- [Stated exercise]:
Copy out all the lines where "ἦσαν" shows up.
___ Input records
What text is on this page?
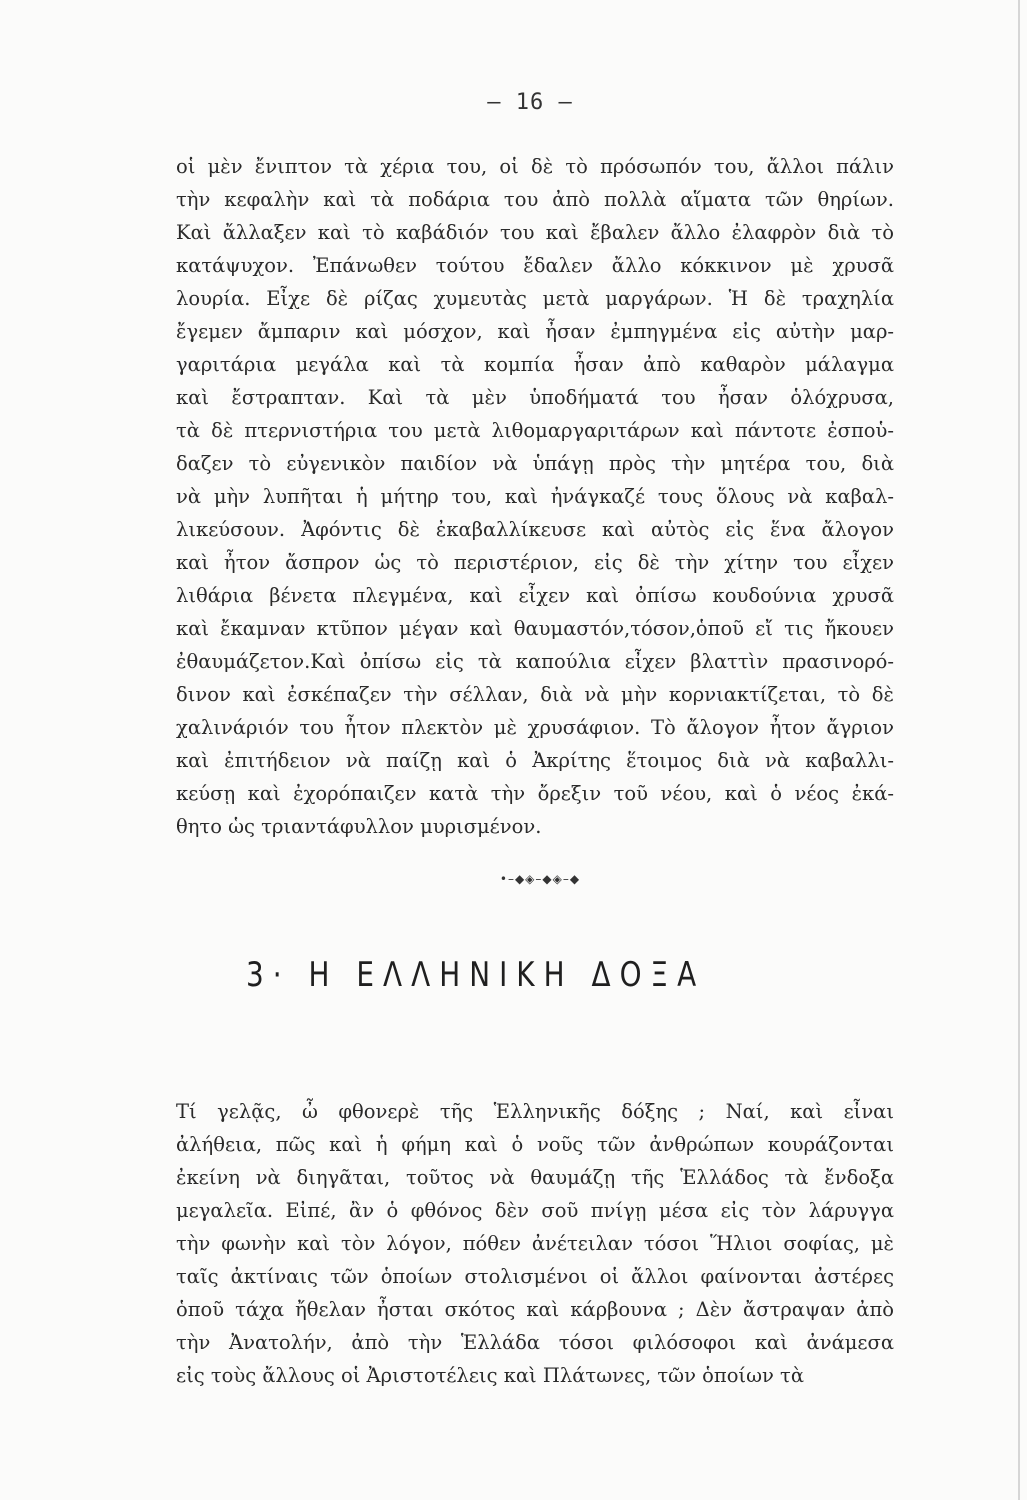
— 16 —
οἱ μὲν ἔνιπτον τὰ χέρια του, οἱ δὲ τὸ πρόσωπόν του, ἄλλοι πάλιν
τὴν κεφαλὴν καὶ τὰ ποδάρια του ἀπὸ πολλὰ αἵματα τῶν θηρίων.
Καὶ ἄλλαξεν καὶ τὸ καβάδιόν του καὶ ἔβαλεν ἄλλο ἐλαφρὸν διὰ τὸ
κατάψυχον. Ἐπάνωθεν τούτου ἔδαλεν ἄλλο κόκκινον μὲ χρυσᾶ
λουρία. Εἶχε δὲ ρίζας χυμευτὰς μετὰ μαργάρων. Ἡ δὲ τραχηλία
ἔγεμεν ἄμπαριν καὶ μόσχον, καὶ ἦσαν ἐμπηγμένα εἰς αὐτὴν μαρ-
γαριτάρια μεγάλα καὶ τὰ κομπία ἦσαν ἀπὸ καθαρὸν μάλαγμα
καὶ ἔστραπταν. Καὶ τὰ μὲν ὑποδήματά του ἦσαν ὁλόχρυσα,
τὰ δὲ πτερνιστήρια του μετὰ λιθομαργαριτάρων καὶ πάντοτε ἐσποὑ-
δαζεν τὸ εὐγενικὸν παιδίον νὰ ὑπάγῃ πρὸς τὴν μητέρα του, διὰ
νὰ μὴν λυπῆται ἡ μήτηρ του, καὶ ἠνάγκαζέ τους ὅλους νὰ καβαλ-
λικεύσουν. Ἀφόντις δὲ ἐκαβαλλίκευσε καὶ αὐτὸς εἰς ἕνα ἄλογον
καὶ ἦτον ἄσπρον ὡς τὸ περιστέριον, εἰς δὲ τὴν χίτην του εἶχεν
λιθάρια βένετα πλεγμένα, καὶ εἶχεν καὶ ὀπίσω κουδούνια χρυσᾶ
καὶ ἔκαμναν κτῦπον μέγαν καὶ θαυμαστόν,τόσον,ὁποῦ εἴ τις ἤκουεν
ἐθαυμάζετον.Καὶ ὀπίσω εἰς τὰ καπούλια εἶχεν βλαττὶν πρασινορό-
δινον καὶ ἐσκέπαζεν τὴν σέλλαν, διὰ νὰ μὴν κορνιακτίζεται, τὸ δὲ
χαλινάριόν του ἦτον πλεκτὸν μὲ χρυσάφιον. Τὸ ἄλογον ἦτον ἄγριον
καὶ ἐπιτήδειον νὰ παίζῃ καὶ ὁ Ἀκρίτης ἕτοιμος διὰ νὰ καβαλλι-
κεύσῃ καὶ ἐχορόπαιζεν κατὰ τὴν ὄρεξιν τοῦ νέου, καὶ ὁ νέος ἐκά-
θητο ὡς τριαντάφυλλον μυρισμένον.
•–◆◈–◆◈–◆
3· Η ΕΛΛΗΝΙΚΗ ΔΟΞΑ
Τί γελᾷς, ὦ φθονερὲ τῆς Ἑλληνικῆς δόξης ; Ναί, καὶ εἶναι
ἀλήθεια, πῶς καὶ ἡ φήμη καὶ ὁ νοῦς τῶν ἀνθρώπων κουράζονται
ἐκείνη νὰ διηγᾶται, τοῦτος νὰ θαυμάζῃ τῆς Ἑλλάδος τὰ ἔνδοξα
μεγαλεῖα. Εἰπέ, ἂν ὁ φθόνος δὲν σοῦ πνίγῃ μέσα εἰς τὸν λάρυγγα
τὴν φωνὴν καὶ τὸν λόγον, πόθεν ἀνέτειλαν τόσοι Ἥλιοι σοφίας, μὲ
ταῖς ἀκτίναις τῶν ὁποίων στολισμένοι οἱ ἄλλοι φαίνονται ἀστέρες
ὁποῦ τάχα ἤθελαν ἦσται σκότος καὶ κάρβουνα ; Δὲν ἄστραψαν ἀπὸ
τὴν Ἀνατολήν, ἀπὸ τὴν Ἑλλάδα τόσοι φιλόσοφοι καὶ ἀνάμεσα
εἰς τοὺς ἄλλους οἱ Ἀριστοτέλεις καὶ Πλάτωνες, τῶν ὁποίων τὰ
______
- [Answer]:
ἔγεμεν ἄμπαριν καὶ μόσχον, καὶ ἦσαν ἐμπηγμένα εἰς αὐτὴν μαρ-
γαριτάρια μεγάλα καὶ τὰ κομπία ἦσαν ἀπὸ καθαρὸν μάλαγμα
καὶ ἔστραπταν. Καὶ τὰ μὲν ὑποδήματά του ἦσαν ὁλόχρυσα,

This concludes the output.